▶ _TASK BRIEF_
Exactly reproduce the lines that follow.

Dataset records
******************************

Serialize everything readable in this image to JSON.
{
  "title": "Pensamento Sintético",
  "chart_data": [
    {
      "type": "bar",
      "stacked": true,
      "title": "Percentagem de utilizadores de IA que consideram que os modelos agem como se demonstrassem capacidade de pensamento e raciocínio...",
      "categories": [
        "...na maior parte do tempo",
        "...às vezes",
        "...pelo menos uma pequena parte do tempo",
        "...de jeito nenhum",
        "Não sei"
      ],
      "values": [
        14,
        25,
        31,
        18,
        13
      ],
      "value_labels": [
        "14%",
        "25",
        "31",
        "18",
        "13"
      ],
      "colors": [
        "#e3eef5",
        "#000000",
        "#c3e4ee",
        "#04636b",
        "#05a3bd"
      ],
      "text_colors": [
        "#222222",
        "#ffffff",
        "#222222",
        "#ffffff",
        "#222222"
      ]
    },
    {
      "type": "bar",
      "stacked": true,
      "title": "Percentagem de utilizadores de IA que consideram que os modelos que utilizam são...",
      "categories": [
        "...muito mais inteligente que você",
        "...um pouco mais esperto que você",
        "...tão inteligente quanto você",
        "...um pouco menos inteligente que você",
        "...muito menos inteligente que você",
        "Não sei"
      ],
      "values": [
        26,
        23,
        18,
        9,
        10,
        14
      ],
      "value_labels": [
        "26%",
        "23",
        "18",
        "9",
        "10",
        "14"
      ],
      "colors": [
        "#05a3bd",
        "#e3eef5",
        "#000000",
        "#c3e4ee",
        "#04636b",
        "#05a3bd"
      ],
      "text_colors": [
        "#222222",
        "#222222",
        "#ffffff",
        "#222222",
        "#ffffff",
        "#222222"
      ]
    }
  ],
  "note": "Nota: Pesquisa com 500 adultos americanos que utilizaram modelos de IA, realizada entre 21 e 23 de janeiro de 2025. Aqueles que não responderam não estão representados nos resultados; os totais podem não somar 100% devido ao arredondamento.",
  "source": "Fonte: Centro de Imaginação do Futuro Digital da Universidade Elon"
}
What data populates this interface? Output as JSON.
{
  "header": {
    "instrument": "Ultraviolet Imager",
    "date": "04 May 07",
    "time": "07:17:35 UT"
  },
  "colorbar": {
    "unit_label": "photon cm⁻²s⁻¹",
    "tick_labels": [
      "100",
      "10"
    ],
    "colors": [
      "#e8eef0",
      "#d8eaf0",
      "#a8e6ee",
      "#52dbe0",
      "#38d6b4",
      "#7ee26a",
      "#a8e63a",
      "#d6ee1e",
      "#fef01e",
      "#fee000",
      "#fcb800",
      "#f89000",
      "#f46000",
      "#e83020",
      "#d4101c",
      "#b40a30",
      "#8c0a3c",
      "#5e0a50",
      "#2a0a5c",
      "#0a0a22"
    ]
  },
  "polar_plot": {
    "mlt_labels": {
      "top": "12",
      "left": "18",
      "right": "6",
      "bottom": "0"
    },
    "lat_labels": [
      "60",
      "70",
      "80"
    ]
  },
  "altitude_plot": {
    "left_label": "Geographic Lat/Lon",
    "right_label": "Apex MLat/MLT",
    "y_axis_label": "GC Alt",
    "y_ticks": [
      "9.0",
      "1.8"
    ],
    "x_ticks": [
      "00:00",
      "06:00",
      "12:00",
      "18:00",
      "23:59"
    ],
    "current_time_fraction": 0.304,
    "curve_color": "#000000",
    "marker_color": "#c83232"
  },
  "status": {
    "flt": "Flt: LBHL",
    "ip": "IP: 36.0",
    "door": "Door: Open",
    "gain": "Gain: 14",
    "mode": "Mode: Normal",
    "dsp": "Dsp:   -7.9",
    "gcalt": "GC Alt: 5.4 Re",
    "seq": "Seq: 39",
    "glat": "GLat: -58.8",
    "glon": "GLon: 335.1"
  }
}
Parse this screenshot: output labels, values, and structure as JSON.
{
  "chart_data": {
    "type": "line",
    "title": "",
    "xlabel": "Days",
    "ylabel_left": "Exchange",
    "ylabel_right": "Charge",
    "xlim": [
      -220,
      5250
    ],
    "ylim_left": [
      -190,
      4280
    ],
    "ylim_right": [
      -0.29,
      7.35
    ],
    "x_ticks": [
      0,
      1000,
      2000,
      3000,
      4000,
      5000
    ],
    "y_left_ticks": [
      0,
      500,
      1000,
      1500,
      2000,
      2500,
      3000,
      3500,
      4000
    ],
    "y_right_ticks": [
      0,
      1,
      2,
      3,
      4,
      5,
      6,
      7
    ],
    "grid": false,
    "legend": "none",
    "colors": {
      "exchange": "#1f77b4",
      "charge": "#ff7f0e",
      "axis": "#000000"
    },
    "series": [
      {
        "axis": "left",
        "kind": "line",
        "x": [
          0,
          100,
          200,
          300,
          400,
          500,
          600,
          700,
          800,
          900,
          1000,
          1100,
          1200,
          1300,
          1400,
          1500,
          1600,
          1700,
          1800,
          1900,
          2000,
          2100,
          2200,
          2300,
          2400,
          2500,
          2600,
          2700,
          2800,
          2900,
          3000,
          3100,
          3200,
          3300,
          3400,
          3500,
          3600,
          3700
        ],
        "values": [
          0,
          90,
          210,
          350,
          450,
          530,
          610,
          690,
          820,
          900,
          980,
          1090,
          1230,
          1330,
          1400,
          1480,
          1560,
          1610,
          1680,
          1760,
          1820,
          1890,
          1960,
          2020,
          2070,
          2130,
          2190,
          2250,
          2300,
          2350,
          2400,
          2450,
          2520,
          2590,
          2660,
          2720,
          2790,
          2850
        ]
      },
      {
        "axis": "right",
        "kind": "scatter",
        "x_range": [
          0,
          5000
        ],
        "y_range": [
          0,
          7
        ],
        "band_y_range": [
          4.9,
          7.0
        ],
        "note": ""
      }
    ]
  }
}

******************************

▶ _FINISHED ANSWER_
Serialize everything readable in this image to JSON.
{
  "title": "Pensamento Sintético",
  "chart_data": [
    {
      "type": "bar",
      "stacked": true,
      "title": "Percentagem de utilizadores de IA que consideram que os modelos agem como se demonstrassem capacidade de pensamento e raciocínio...",
      "categories": [
        "...na maior parte do tempo",
        "...às vezes",
        "...pelo menos uma pequena parte do tempo",
        "...de jeito nenhum",
        "Não sei"
      ],
      "values": [
        14,
        25,
        31,
        18,
        13
      ],
      "value_labels": [
        "14%",
        "25",
        "31",
        "18",
        "13"
      ],
      "colors": [
        "#e3eef5",
        "#000000",
        "#c3e4ee",
        "#04636b",
        "#05a3bd"
      ],
      "text_colors": [
        "#222222",
        "#ffffff",
        "#222222",
        "#ffffff",
        "#222222"
      ]
    },
    {
      "type": "bar",
      "stacked": true,
      "title": "Percentagem de utilizadores de IA que consideram que os modelos que utilizam são...",
      "categories": [
        "...muito mais inteligente que você",
        "...um pouco mais esperto que você",
        "...tão inteligente quanto você",
        "...um pouco menos inteligente que você",
        "...muito menos inteligente que você",
        "Não sei"
      ],
      "values": [
        26,
        23,
        18,
        9,
        10,
        14
      ],
      "value_labels": [
        "26%",
        "23",
        "18",
        "9",
        "10",
        "14"
      ],
      "colors": [
        "#05a3bd",
        "#e3eef5",
        "#000000",
        "#c3e4ee",
        "#04636b",
        "#05a3bd"
      ],
      "text_colors": [
        "#222222",
        "#222222",
        "#ffffff",
        "#222222",
        "#ffffff",
        "#222222"
      ]
    }
  ],
  "note": "Nota: Pesquisa com 500 adultos americanos que utilizaram modelos de IA, realizada entre 21 e 23 de janeiro de 2025. Aqueles que não responderam não estão representados nos resultados; os totais podem não somar 100% devido ao arredondamento.",
  "source": "Fonte: Centro de Imaginação do Futuro Digital da Universidade Elon"
}
What data populates this interface? Output as JSON.
{
  "header": {
    "instrument": "Ultraviolet Imager",
    "date": "04 May 07",
    "time": "07:17:35 UT"
  },
  "colorbar": {
    "unit_label": "photon cm⁻²s⁻¹",
    "tick_labels": [
      "100",
      "10"
    ],
    "colors": [
      "#e8eef0",
      "#d8eaf0",
      "#a8e6ee",
      "#52dbe0",
      "#38d6b4",
      "#7ee26a",
      "#a8e63a",
      "#d6ee1e",
      "#fef01e",
      "#fee000",
      "#fcb800",
      "#f89000",
      "#f46000",
      "#e83020",
      "#d4101c",
      "#b40a30",
      "#8c0a3c",
      "#5e0a50",
      "#2a0a5c",
      "#0a0a22"
    ]
  },
  "polar_plot": {
    "mlt_labels": {
      "top": "12",
      "left": "18",
      "right": "6",
      "bottom": "0"
    },
    "lat_labels": [
      "60",
      "70",
      "80"
    ]
  },
  "altitude_plot": {
    "left_label": "Geographic Lat/Lon",
    "right_label": "Apex MLat/MLT",
    "y_axis_label": "GC Alt",
    "y_ticks": [
      "9.0",
      "1.8"
    ],
    "x_ticks": [
      "00:00",
      "06:00",
      "12:00",
      "18:00",
      "23:59"
    ],
    "current_time_fraction": 0.304,
    "curve_color": "#000000",
    "marker_color": "#c83232"
  },
  "status": {
    "flt": "Flt: LBHL",
    "ip": "IP: 36.0",
    "door": "Door: Open",
    "gain": "Gain: 14",
    "mode": "Mode: Normal",
    "dsp": "Dsp:   -7.9",
    "gcalt": "GC Alt: 5.4 Re",
    "seq": "Seq: 39",
    "glat": "GLat: -58.8",
    "glon": "GLon: 335.1"
  }
}
Parse this screenshot: output labels, values, and structure as JSON.
{
  "chart_data": {
    "type": "line",
    "title": "",
    "xlabel": "Days",
    "ylabel_left": "Exchange",
    "ylabel_right": "Charge",
    "xlim": [
      -220,
      5250
    ],
    "ylim_left": [
      -190,
      4280
    ],
    "ylim_right": [
      -0.29,
      7.35
    ],
    "x_ticks": [
      0,
      1000,
      2000,
      3000,
      4000,
      5000
    ],
    "y_left_ticks": [
      0,
      500,
      1000,
      1500,
      2000,
      2500,
      3000,
      3500,
      4000
    ],
    "y_right_ticks": [
      0,
      1,
      2,
      3,
      4,
      5,
      6,
      7
    ],
    "grid": false,
    "legend": "none",
    "colors": {
      "exchange": "#1f77b4",
      "charge": "#ff7f0e",
      "axis": "#000000"
    },
    "series": [
      {
        "axis": "left",
        "kind": "line",
        "x": [
          0,
          100,
          200,
          300,
          400,
          500,
          600,
          700,
          800,
          900,
          1000,
          1100,
          1200,
          1300,
          1400,
          1500,
          1600,
          1700,
          1800,
          1900,
          2000,
          2100,
          2200,
          2300,
          2400,
          2500,
          2600,
          2700,
          2800,
          2900,
          3000,
          3100,
          3200,
          3300,
          3400,
          3500,
          3600,
          3700
        ],
        "values": [
          0,
          90,
          210,
          350,
          450,
          530,
          610,
          690,
          820,
          900,
          980,
          1090,
          1230,
          1330,
          1400,
          1480,
          1560,
          1610,
          1680,
          1760,
          1820,
          1890,
          1960,
          2020,
          2070,
          2130,
          2190,
          2250,
          2300,
          2350,
          2400,
          2450,
          2520,
          2590,
          2660,
          2720,
          2790,
          2850
        ]
      },
      {
        "axis": "right",
        "kind": "scatter",
        "x_range": [
          0,
          5000
        ],
        "y_range": [
          0,
          7
        ],
        "band_y_range": [
          4.9,
          7.0
        ],
        "note": ""
      }
    ]
  }
}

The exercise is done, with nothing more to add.